[Entries from a visual dataset]
====
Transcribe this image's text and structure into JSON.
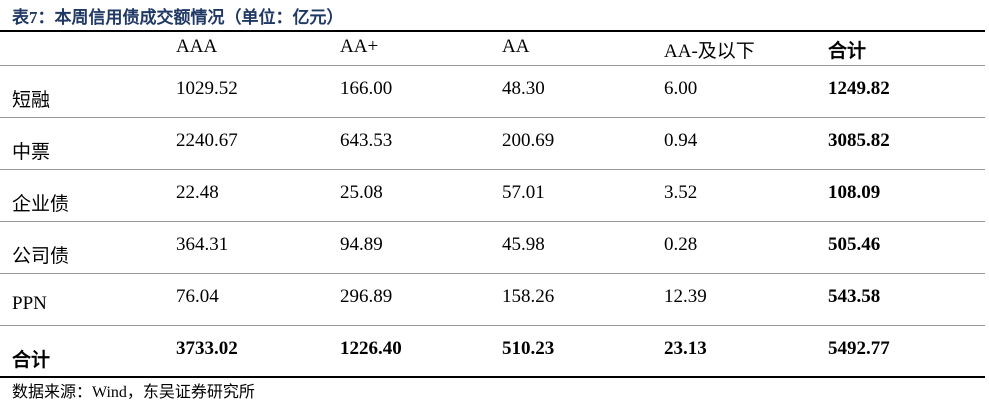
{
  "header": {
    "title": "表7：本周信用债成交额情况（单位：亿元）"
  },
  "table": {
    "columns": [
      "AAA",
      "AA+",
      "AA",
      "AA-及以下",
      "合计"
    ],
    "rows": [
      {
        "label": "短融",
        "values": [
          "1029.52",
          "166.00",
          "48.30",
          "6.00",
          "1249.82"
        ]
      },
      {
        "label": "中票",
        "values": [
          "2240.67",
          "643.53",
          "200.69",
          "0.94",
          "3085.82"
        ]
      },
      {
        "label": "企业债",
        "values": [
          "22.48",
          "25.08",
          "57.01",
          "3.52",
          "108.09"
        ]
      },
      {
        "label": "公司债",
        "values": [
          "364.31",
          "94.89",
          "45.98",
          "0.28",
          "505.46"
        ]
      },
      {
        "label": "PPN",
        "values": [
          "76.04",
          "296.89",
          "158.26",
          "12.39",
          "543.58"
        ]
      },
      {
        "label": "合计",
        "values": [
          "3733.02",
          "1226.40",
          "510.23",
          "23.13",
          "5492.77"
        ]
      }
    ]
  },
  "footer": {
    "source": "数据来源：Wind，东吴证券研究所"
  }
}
====
PROBLEM DETAILS: Write out the records above exactly as they stand, leaving out every picture.

COMPLETED EXERCISE:
Transcribe this image's text and structure into JSON.
{
  "header": {
    "title": "表7：本周信用债成交额情况（单位：亿元）"
  },
  "table": {
    "columns": [
      "AAA",
      "AA+",
      "AA",
      "AA-及以下",
      "合计"
    ],
    "rows": [
      {
        "label": "短融",
        "values": [
          "1029.52",
          "166.00",
          "48.30",
          "6.00",
          "1249.82"
        ]
      },
      {
        "label": "中票",
        "values": [
          "2240.67",
          "643.53",
          "200.69",
          "0.94",
          "3085.82"
        ]
      },
      {
        "label": "企业债",
        "values": [
          "22.48",
          "25.08",
          "57.01",
          "3.52",
          "108.09"
        ]
      },
      {
        "label": "公司债",
        "values": [
          "364.31",
          "94.89",
          "45.98",
          "0.28",
          "505.46"
        ]
      },
      {
        "label": "PPN",
        "values": [
          "76.04",
          "296.89",
          "158.26",
          "12.39",
          "543.58"
        ]
      },
      {
        "label": "合计",
        "values": [
          "3733.02",
          "1226.40",
          "510.23",
          "23.13",
          "5492.77"
        ]
      }
    ]
  },
  "footer": {
    "source": "数据来源：Wind，东吴证券研究所"
  }
}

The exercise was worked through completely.